══ Record excerpts ══

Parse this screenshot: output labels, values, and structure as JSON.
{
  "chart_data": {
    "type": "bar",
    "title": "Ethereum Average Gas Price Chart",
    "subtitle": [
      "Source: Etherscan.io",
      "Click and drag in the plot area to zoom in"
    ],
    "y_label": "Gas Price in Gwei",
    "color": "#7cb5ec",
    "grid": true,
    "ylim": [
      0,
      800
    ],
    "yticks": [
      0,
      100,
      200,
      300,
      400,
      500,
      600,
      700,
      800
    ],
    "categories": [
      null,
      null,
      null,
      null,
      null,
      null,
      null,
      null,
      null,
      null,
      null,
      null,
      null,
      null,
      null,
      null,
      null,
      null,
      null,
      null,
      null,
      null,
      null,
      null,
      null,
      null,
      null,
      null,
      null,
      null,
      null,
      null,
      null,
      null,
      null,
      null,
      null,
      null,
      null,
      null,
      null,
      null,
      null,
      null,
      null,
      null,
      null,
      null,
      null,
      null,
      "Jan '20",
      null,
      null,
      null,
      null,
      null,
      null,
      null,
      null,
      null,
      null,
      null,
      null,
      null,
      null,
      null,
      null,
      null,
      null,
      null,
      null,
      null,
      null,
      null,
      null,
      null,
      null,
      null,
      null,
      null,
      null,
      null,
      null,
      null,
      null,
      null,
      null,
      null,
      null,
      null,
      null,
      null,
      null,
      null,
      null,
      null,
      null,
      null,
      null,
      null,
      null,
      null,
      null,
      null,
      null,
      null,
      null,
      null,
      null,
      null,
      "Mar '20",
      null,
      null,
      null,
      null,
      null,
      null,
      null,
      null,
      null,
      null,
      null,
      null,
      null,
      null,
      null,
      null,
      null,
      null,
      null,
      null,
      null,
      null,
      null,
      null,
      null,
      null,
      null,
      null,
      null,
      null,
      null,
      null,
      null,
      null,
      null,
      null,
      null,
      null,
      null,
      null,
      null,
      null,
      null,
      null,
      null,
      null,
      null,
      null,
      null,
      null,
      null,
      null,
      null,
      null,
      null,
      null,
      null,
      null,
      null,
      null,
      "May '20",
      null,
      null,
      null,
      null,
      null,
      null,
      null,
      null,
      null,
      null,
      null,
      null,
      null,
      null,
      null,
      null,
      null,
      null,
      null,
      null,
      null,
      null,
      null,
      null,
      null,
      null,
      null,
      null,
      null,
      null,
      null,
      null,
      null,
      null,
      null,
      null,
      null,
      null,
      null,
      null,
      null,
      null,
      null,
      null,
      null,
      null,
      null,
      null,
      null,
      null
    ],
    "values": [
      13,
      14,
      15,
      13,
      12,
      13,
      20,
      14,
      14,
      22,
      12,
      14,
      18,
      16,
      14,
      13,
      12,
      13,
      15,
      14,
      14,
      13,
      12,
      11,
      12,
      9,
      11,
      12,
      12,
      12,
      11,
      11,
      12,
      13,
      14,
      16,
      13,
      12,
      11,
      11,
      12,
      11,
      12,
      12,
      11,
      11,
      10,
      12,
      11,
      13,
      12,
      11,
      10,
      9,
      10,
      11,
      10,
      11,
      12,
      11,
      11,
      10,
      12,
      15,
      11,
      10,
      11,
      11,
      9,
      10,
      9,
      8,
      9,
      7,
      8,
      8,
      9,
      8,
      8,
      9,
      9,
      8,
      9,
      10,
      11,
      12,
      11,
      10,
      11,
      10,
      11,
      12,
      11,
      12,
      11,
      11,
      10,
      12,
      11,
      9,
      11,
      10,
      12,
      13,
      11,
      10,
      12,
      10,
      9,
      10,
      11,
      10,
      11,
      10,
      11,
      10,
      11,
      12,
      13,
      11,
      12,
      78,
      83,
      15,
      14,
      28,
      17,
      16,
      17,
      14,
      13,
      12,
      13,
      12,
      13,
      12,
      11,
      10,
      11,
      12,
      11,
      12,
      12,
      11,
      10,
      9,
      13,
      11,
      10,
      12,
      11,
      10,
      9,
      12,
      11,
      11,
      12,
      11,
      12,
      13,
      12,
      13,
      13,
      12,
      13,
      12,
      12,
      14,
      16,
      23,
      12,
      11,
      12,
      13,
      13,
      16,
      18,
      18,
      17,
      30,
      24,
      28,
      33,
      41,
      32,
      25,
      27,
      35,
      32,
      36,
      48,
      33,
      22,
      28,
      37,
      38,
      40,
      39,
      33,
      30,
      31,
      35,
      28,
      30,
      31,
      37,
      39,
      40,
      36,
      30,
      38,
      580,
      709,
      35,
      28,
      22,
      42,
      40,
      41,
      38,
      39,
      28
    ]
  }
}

═══

• _Task brief_
Print out all the entries precisely as written.

• _Written solution_
Parse this screenshot: output labels, values, and structure as JSON.
{
  "chart_data": {
    "type": "bar",
    "title": "Ethereum Average Gas Price Chart",
    "subtitle": [
      "Source: Etherscan.io",
      "Click and drag in the plot area to zoom in"
    ],
    "y_label": "Gas Price in Gwei",
    "color": "#7cb5ec",
    "grid": true,
    "ylim": [
      0,
      800
    ],
    "yticks": [
      0,
      100,
      200,
      300,
      400,
      500,
      600,
      700,
      800
    ],
    "categories": [
      null,
      null,
      null,
      null,
      null,
      null,
      null,
      null,
      null,
      null,
      null,
      null,
      null,
      null,
      null,
      null,
      null,
      null,
      null,
      null,
      null,
      null,
      null,
      null,
      null,
      null,
      null,
      null,
      null,
      null,
      null,
      null,
      null,
      null,
      null,
      null,
      null,
      null,
      null,
      null,
      null,
      null,
      null,
      null,
      null,
      null,
      null,
      null,
      null,
      null,
      "Jan '20",
      null,
      null,
      null,
      null,
      null,
      null,
      null,
      null,
      null,
      null,
      null,
      null,
      null,
      null,
      null,
      null,
      null,
      null,
      null,
      null,
      null,
      null,
      null,
      null,
      null,
      null,
      null,
      null,
      null,
      null,
      null,
      null,
      null,
      null,
      null,
      null,
      null,
      null,
      null,
      null,
      null,
      null,
      null,
      null,
      null,
      null,
      null,
      null,
      null,
      null,
      null,
      null,
      null,
      null,
      null,
      null,
      null,
      null,
      null,
      "Mar '20",
      null,
      null,
      null,
      null,
      null,
      null,
      null,
      null,
      null,
      null,
      null,
      null,
      null,
      null,
      null,
      null,
      null,
      null,
      null,
      null,
      null,
      null,
      null,
      null,
      null,
      null,
      null,
      null,
      null,
      null,
      null,
      null,
      null,
      null,
      null,
      null,
      null,
      null,
      null,
      null,
      null,
      null,
      null,
      null,
      null,
      null,
      null,
      null,
      null,
      null,
      null,
      null,
      null,
      null,
      null,
      null,
      null,
      null,
      null,
      null,
      "May '20",
      null,
      null,
      null,
      null,
      null,
      null,
      null,
      null,
      null,
      null,
      null,
      null,
      null,
      null,
      null,
      null,
      null,
      null,
      null,
      null,
      null,
      null,
      null,
      null,
      null,
      null,
      null,
      null,
      null,
      null,
      null,
      null,
      null,
      null,
      null,
      null,
      null,
      null,
      null,
      null,
      null,
      null,
      null,
      null,
      null,
      null,
      null,
      null,
      null,
      null
    ],
    "values": [
      13,
      14,
      15,
      13,
      12,
      13,
      20,
      14,
      14,
      22,
      12,
      14,
      18,
      16,
      14,
      13,
      12,
      13,
      15,
      14,
      14,
      13,
      12,
      11,
      12,
      9,
      11,
      12,
      12,
      12,
      11,
      11,
      12,
      13,
      14,
      16,
      13,
      12,
      11,
      11,
      12,
      11,
      12,
      12,
      11,
      11,
      10,
      12,
      11,
      13,
      12,
      11,
      10,
      9,
      10,
      11,
      10,
      11,
      12,
      11,
      11,
      10,
      12,
      15,
      11,
      10,
      11,
      11,
      9,
      10,
      9,
      8,
      9,
      7,
      8,
      8,
      9,
      8,
      8,
      9,
      9,
      8,
      9,
      10,
      11,
      12,
      11,
      10,
      11,
      10,
      11,
      12,
      11,
      12,
      11,
      11,
      10,
      12,
      11,
      9,
      11,
      10,
      12,
      13,
      11,
      10,
      12,
      10,
      9,
      10,
      11,
      10,
      11,
      10,
      11,
      10,
      11,
      12,
      13,
      11,
      12,
      78,
      83,
      15,
      14,
      28,
      17,
      16,
      17,
      14,
      13,
      12,
      13,
      12,
      13,
      12,
      11,
      10,
      11,
      12,
      11,
      12,
      12,
      11,
      10,
      9,
      13,
      11,
      10,
      12,
      11,
      10,
      9,
      12,
      11,
      11,
      12,
      11,
      12,
      13,
      12,
      13,
      13,
      12,
      13,
      12,
      12,
      14,
      16,
      23,
      12,
      11,
      12,
      13,
      13,
      16,
      18,
      18,
      17,
      30,
      24,
      28,
      33,
      41,
      32,
      25,
      27,
      35,
      32,
      36,
      48,
      33,
      22,
      28,
      37,
      38,
      40,
      39,
      33,
      30,
      31,
      35,
      28,
      30,
      31,
      37,
      39,
      40,
      36,
      30,
      38,
      580,
      709,
      35,
      28,
      22,
      42,
      40,
      41,
      38,
      39,
      28
    ]
  }
}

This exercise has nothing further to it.